Aufgaben:
1 - Erläutere anhand des Textauszugs, wofür die Nürburgring Automotive GmbH einen Pachtzins entrichtet und welchem Zweck diese Zahlung dienen soll.
2 - Übertrage aus dem Textauszug wortgetreu die Passage zwischen „Welches Vertrauen? –“ und „seine Tochterfirmen beschränkt.)“, beide einschließlich.

Textauszug:
· · ·

„Ich bin seit 2004 selbstständig und der Nürburgring ist mein erstes Projekt“

„Nach dem Betriebspachtvertrag zwischen der Nürburgring GmbH und der Nürburgring Automotive GmbH leistet die Nürburgring Automotive GmbH für die Nutzung der Liegenschaften am Nürburgring einen Pachtzins, mit dem im Ergebnis die Finanzierungskosten für das Projekt „Nürburgring 2009“ durch einen privaten Betreiber refinanziert werden sollen.“

Prof. Dr. Siegfried Englert, Staatssekretär
Ministeriums für Wirtschaft, Verkehr, Landwirtschaft und Weinbau
(am 24. August 2010 bei der Beantwortung einer „Kleinen Anfrage“ – in Vertretung)

Wer ist die Nürburgring Automotiv GmbH und wer steht – mit welchem Geld – dahinter?

„Ich bin seit 2004 selbstständig und der Nürburgring ist mein erstes Projekt“

Wer viel fragt, erhält viele Antworten. – Dieser Satz gilt auch im oben genannten Fall. Aber es gibt Antworten, die eigentlich Klarheit bringen und trotzdem – oder deshalb? – leicht vergessen werden. Jörg Lindner, geschäftsführender Gesellschafter der Lindner Unternehmensgruppe, betonte in der ersten offiziellen Presse-Erklärung der Landesregierung: „Für mich und meinen Partner Kai Richter ist heute ein besonderer Tag. Wir freuen uns, dass es uns gelungen ist, gemeinsam mit dem Land Rheinland-Pfalz die Basis für eine erfolgreiche Zukunft des Nürburgrings zu schaffen, und ich bedanke mich für das Vertrauen.“ … „Wir freuen uns darauf, diese große gestalterische und operative Herausforderung anzunehmen.“

Welches Vertrauen? – Natürlich das Vertrauen der Landesregierung, die lt. Feststellungen des Landesrechungshof schon in der Vergangenheit nicht immer ein glückliches Händchen bei der Auswahl ihrer Partner hatte. – (Diese Aussage ist natürlich auf den Nürburgring und seine Tochterfirmen beschränkt.)

· · ·

Bereitgestellte Einträge:

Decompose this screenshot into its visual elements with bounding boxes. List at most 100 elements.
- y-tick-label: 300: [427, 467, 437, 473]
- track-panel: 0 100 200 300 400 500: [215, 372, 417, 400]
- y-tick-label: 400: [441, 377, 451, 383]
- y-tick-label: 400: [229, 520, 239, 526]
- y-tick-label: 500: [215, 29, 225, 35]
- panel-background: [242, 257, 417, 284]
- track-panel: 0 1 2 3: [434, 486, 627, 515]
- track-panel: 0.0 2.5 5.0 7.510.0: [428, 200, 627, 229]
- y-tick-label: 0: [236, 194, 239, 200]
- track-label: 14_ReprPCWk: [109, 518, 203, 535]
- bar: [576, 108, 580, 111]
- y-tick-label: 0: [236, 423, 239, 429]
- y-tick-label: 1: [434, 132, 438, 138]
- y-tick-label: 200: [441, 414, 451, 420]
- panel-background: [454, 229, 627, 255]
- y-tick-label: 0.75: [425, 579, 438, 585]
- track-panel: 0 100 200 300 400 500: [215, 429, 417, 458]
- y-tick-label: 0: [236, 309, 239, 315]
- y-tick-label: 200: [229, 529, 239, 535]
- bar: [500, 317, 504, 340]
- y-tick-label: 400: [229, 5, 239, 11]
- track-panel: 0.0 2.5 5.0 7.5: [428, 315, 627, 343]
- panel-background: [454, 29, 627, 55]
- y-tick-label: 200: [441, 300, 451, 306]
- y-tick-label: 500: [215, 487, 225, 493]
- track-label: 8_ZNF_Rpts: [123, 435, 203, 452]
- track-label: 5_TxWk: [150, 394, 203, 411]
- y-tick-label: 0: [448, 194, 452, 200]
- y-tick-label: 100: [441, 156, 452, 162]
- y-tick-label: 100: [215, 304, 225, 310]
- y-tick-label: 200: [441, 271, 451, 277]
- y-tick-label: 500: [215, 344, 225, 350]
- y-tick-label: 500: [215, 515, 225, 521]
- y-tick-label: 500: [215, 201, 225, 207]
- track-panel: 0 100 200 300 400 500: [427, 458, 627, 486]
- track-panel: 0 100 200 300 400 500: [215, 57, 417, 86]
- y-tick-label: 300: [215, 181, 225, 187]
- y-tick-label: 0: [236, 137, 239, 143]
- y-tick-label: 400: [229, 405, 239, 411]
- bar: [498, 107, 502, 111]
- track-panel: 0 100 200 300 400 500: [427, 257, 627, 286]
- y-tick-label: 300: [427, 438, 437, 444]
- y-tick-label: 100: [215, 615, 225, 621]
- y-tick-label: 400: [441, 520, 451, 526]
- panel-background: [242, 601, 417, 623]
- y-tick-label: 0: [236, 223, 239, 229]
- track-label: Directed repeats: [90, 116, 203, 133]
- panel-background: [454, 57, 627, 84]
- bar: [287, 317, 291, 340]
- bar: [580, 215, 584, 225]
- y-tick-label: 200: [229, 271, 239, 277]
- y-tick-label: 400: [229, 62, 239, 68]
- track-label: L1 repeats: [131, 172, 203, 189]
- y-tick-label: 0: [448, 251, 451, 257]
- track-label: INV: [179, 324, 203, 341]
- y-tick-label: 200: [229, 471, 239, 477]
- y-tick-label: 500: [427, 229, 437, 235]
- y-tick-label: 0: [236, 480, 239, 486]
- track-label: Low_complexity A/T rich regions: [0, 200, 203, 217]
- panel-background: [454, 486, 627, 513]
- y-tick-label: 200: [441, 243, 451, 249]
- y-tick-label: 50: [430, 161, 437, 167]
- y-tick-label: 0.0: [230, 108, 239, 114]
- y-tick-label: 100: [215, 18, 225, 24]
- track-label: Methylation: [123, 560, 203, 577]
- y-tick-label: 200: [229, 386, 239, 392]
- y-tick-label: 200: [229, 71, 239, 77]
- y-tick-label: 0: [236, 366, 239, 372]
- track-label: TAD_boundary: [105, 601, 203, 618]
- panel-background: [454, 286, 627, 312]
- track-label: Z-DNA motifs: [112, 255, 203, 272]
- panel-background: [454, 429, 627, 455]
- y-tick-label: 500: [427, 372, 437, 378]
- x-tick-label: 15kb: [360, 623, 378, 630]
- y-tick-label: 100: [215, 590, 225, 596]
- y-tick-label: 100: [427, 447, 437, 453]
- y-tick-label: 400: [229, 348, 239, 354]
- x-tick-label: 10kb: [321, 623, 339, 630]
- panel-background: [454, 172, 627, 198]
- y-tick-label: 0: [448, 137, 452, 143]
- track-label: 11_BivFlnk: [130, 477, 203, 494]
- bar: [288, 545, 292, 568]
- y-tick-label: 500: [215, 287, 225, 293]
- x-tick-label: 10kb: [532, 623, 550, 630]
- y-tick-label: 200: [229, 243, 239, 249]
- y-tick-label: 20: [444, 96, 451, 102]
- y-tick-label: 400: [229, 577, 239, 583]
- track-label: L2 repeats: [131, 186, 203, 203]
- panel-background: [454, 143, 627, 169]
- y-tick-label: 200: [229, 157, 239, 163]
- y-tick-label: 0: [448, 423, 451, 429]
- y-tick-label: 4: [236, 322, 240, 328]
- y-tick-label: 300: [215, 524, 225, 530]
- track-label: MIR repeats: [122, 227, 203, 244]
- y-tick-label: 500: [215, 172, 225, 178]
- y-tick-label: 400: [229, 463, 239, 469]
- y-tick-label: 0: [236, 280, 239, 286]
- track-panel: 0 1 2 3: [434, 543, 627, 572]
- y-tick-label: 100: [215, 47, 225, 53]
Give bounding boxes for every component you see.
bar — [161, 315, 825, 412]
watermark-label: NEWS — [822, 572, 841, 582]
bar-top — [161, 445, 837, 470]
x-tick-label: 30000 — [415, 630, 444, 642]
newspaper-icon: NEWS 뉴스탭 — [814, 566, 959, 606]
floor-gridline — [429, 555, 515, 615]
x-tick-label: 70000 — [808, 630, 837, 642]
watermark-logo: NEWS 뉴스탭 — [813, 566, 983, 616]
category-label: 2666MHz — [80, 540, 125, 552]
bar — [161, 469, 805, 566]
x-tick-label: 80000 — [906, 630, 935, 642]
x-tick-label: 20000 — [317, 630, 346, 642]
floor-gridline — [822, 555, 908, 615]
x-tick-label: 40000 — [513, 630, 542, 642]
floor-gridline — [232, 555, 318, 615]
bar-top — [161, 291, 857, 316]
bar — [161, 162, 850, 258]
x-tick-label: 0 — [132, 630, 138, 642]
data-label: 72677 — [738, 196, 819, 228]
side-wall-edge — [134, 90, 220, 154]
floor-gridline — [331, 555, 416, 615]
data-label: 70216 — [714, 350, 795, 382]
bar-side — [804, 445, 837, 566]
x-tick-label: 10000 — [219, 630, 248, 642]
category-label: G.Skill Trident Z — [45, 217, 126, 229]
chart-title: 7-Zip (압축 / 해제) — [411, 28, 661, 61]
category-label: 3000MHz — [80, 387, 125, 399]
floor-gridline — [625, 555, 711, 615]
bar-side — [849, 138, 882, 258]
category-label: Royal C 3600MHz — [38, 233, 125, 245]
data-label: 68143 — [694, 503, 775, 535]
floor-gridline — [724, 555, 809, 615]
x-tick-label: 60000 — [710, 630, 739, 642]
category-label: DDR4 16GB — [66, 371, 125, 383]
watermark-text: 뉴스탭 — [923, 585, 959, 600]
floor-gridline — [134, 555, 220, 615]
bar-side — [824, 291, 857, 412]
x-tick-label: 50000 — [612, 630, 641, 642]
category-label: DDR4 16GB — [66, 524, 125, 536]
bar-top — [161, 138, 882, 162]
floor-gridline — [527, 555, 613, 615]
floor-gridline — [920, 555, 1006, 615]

· · ·

Lösungsübersicht:
1 - Die Nürburgring Automotive GmbH zahlt nach dem Betriebspachtvertrag mit der Nürburgring GmbH einen Pachtzins für die Nutzung der Liegenschaften am Nürburgring. Mit diesem Pachtzins sollen im Ergebnis die Finanzierungskosten für das Projekt „Nürburgring 2009“ durch einen privaten Betreiber refinanziert werden.

2 -
Welches Vertrauen? – Natürlich das Vertrauen der Landesregierung, die lt. Feststellungen des Landesrechungshof schon in der Vergangenheit nicht immer ein glückliches Händchen bei der Auswahl ihrer Partner hatte. – (Diese Aussage ist natürlich auf den Nürburgring und seine Tochterfirmen beschränkt.)